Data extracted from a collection
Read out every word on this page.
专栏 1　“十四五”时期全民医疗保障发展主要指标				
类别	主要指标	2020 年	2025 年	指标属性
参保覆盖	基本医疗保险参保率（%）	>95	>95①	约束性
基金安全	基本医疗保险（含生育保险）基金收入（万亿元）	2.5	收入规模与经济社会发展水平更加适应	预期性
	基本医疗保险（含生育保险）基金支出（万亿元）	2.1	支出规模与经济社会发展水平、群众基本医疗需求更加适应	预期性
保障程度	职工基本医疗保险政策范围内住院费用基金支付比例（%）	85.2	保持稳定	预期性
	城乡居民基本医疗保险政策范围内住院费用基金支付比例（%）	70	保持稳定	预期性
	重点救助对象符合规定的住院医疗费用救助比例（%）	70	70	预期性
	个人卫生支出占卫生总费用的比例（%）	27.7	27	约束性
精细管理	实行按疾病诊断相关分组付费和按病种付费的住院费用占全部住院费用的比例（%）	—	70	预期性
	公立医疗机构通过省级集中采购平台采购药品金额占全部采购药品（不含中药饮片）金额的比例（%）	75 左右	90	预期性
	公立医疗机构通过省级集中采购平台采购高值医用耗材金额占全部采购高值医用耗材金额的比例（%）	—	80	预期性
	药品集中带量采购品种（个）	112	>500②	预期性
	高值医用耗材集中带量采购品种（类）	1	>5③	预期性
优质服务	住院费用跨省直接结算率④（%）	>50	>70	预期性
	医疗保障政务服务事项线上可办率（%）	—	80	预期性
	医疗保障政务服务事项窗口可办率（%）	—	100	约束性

__What is asked__:
Provide the number of lines in these entries that hold the word "含生育保险", without any accompanying text.

__Exercise result__:
2